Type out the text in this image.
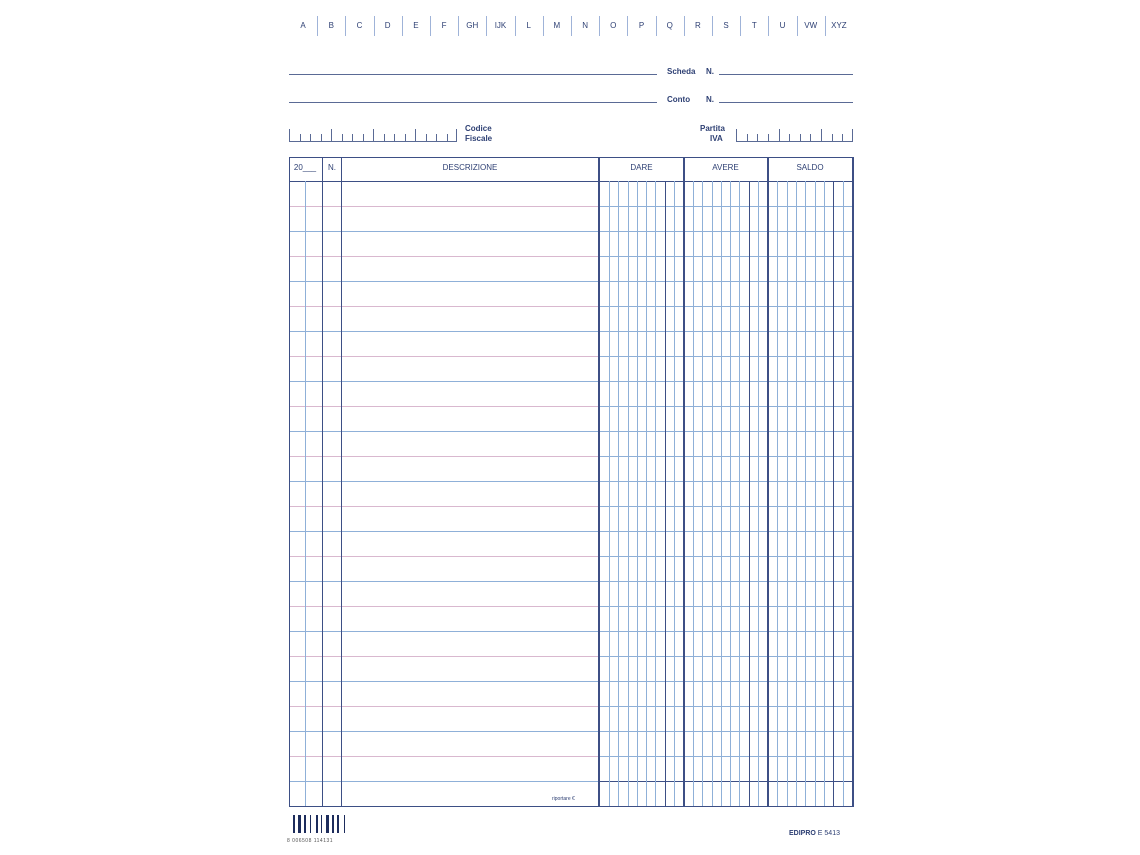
A	B	C	D	E	F	GH	IJK	L	M	N	O	P	Q	R	S	T	U	VW	XYZ
Scheda N.
Conto N.
Codice
Fiscale
Partita
IVA
20___	N.	DESCRIZIONE	DARE	AVERE	SALDO
riportare €
8 006508 114131
EDIPRO E 5413
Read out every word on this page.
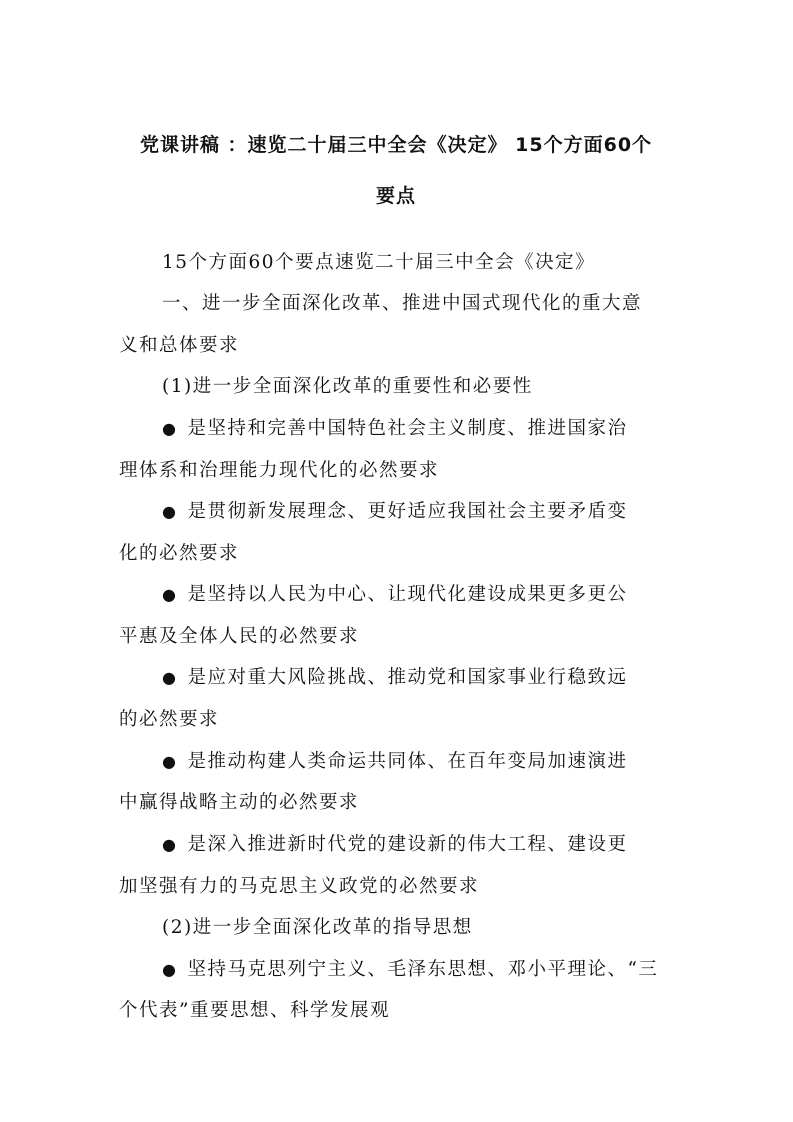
党课讲稿 ：速览二十届三中全会《决定》 15个方面60个
要点

15个方面60个要点速览二十届三中全会《决定》

一、进一步全面深化改革、推进中国式现代化的重大意

义和总体要求

(1)进一步全面深化改革的重要性和必要性

● 是坚持和完善中国特色社会主义制度、推进国家治

理体系和治理能力现代化的必然要求

● 是贯彻新发展理念、更好适应我国社会主要矛盾变

化的必然要求

● 是坚持以人民为中心、让现代化建设成果更多更公

平惠及全体人民的必然要求

● 是应对重大风险挑战、推动党和国家事业行稳致远

的必然要求

● 是推动构建人类命运共同体、在百年变局加速演进

中赢得战略主动的必然要求

● 是深入推进新时代党的建设新的伟大工程、建设更

加坚强有力的马克思主义政党的必然要求

(2)进一步全面深化改革的指导思想

● 坚持马克思列宁主义、毛泽东思想、邓小平理论、“三

个代表”重要思想、科学发展观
------------
◆ **What needs to be done**:
Copy every line of the data word for word, omitting the images.

◆ **Finished exercise**:
Type out the text in this image.
A	B	C	D	E	F	GH	IJK	L	M	N	O	P	Q	R	S	T	U	VW	XYZ
Scheda N.
Conto N.
Codice
Fiscale
Partita
IVA
20___	N.	DESCRIZIONE	DARE	AVERE	SALDO
riportare €
8 006508 114131
EDIPRO E 5413
Read out every word on this page.
党课讲稿 ：速览二十届三中全会《决定》 15个方面60个
要点

15个方面60个要点速览二十届三中全会《决定》

一、进一步全面深化改革、推进中国式现代化的重大意

义和总体要求

(1)进一步全面深化改革的重要性和必要性

● 是坚持和完善中国特色社会主义制度、推进国家治

理体系和治理能力现代化的必然要求

● 是贯彻新发展理念、更好适应我国社会主要矛盾变

化的必然要求

● 是坚持以人民为中心、让现代化建设成果更多更公

平惠及全体人民的必然要求

● 是应对重大风险挑战、推动党和国家事业行稳致远

的必然要求

● 是推动构建人类命运共同体、在百年变局加速演进

中赢得战略主动的必然要求

● 是深入推进新时代党的建设新的伟大工程、建设更

加坚强有力的马克思主义政党的必然要求

(2)进一步全面深化改革的指导思想

● 坚持马克思列宁主义、毛泽东思想、邓小平理论、“三

个代表”重要思想、科学发展观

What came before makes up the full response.